GOAL: Read through the data and report every line in which the word "ylabel" occurs.

DATASET ENTRIES:
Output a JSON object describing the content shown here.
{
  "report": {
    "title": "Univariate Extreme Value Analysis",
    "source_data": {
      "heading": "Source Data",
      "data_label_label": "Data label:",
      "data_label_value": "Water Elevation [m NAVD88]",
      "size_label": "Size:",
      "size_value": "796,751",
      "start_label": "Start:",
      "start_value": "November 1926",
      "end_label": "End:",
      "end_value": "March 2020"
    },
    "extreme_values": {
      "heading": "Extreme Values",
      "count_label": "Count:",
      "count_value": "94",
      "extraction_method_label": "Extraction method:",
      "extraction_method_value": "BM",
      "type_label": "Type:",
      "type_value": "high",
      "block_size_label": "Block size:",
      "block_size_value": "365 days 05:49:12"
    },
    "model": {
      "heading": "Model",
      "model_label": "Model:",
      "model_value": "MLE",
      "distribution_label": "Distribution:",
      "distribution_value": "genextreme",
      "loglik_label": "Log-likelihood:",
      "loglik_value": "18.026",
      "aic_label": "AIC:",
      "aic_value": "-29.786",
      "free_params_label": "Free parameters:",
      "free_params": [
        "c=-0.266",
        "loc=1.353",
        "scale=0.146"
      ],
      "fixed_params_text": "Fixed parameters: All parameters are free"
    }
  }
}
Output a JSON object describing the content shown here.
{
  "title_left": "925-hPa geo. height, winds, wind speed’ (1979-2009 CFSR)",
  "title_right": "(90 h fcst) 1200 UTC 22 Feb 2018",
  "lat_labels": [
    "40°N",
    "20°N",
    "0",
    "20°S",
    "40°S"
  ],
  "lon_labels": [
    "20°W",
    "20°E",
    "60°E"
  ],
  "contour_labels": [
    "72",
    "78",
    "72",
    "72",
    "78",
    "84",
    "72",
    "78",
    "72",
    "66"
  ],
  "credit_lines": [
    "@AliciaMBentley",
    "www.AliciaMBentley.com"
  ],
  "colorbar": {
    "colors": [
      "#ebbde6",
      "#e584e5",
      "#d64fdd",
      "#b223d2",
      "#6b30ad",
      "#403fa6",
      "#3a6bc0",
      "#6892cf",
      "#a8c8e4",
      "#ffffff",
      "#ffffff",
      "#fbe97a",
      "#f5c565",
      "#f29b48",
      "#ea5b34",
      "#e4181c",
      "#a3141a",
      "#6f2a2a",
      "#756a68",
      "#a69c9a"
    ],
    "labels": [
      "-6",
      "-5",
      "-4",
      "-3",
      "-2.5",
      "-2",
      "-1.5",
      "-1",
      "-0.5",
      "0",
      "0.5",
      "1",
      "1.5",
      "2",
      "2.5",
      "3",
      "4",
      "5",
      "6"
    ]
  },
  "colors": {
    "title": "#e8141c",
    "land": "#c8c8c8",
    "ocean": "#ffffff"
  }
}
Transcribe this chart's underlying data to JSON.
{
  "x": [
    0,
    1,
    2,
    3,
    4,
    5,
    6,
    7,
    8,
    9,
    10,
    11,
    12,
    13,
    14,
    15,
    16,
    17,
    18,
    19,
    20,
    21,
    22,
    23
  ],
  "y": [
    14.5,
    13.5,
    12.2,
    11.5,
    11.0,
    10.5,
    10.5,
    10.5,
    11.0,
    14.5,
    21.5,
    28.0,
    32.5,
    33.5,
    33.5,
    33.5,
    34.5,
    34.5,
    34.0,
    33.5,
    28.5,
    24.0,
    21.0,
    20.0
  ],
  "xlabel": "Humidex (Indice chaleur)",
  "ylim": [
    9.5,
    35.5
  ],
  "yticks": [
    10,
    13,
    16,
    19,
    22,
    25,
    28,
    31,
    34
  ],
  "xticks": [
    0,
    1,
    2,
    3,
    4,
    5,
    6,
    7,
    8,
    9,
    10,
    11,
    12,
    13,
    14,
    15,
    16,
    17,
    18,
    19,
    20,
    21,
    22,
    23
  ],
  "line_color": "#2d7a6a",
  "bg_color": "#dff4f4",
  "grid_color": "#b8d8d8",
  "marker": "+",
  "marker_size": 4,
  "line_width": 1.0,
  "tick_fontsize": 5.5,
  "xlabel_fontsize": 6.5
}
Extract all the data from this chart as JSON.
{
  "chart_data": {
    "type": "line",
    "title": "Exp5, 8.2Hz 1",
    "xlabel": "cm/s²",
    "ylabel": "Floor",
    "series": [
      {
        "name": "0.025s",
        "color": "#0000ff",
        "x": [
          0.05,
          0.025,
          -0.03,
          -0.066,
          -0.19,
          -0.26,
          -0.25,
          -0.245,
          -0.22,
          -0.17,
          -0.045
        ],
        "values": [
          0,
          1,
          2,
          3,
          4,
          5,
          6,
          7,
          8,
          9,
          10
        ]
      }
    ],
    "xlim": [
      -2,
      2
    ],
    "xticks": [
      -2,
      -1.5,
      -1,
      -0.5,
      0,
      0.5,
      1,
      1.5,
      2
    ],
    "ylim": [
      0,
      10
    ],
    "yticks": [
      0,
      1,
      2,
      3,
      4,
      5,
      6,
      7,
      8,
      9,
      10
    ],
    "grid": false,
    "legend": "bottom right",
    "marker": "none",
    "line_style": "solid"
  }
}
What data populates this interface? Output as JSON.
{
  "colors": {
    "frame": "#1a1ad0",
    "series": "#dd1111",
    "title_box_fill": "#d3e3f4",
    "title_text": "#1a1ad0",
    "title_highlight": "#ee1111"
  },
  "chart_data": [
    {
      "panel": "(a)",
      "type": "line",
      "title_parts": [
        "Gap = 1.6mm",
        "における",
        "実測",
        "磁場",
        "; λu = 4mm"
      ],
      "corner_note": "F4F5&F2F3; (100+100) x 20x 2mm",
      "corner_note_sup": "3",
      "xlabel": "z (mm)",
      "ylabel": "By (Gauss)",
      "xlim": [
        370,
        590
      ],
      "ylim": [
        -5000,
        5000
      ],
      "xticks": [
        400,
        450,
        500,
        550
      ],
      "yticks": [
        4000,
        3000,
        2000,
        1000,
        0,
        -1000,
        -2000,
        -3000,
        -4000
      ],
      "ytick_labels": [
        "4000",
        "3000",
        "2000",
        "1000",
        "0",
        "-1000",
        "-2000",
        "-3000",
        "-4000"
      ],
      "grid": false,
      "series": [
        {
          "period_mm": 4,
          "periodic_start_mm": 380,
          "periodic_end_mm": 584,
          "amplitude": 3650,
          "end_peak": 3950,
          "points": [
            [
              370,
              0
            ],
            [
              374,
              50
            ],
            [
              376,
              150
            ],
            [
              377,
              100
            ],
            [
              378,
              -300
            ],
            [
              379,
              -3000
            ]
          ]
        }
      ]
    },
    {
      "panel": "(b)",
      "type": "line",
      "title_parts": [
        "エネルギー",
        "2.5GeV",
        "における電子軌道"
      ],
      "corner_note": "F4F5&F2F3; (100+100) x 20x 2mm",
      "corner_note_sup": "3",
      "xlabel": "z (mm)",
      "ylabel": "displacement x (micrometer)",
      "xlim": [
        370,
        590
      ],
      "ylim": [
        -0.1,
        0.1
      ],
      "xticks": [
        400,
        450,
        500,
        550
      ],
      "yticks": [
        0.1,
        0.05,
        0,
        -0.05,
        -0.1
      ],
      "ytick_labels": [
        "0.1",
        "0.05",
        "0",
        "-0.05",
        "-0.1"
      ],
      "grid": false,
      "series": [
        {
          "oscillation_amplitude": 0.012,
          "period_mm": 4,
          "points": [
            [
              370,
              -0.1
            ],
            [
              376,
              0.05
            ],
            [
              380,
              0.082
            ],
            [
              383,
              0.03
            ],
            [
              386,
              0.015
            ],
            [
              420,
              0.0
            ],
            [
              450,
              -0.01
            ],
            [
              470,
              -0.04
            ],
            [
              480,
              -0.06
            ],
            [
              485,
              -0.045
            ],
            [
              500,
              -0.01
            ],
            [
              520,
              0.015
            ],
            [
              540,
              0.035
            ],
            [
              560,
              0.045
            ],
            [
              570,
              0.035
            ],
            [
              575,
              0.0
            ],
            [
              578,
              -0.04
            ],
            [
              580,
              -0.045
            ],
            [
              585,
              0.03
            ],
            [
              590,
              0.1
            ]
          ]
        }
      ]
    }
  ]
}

SOLUTION:
    "ylabel": "Floor",
      "ylabel": "By (Gauss)",
      "ylabel": "displacement x (micrometer)",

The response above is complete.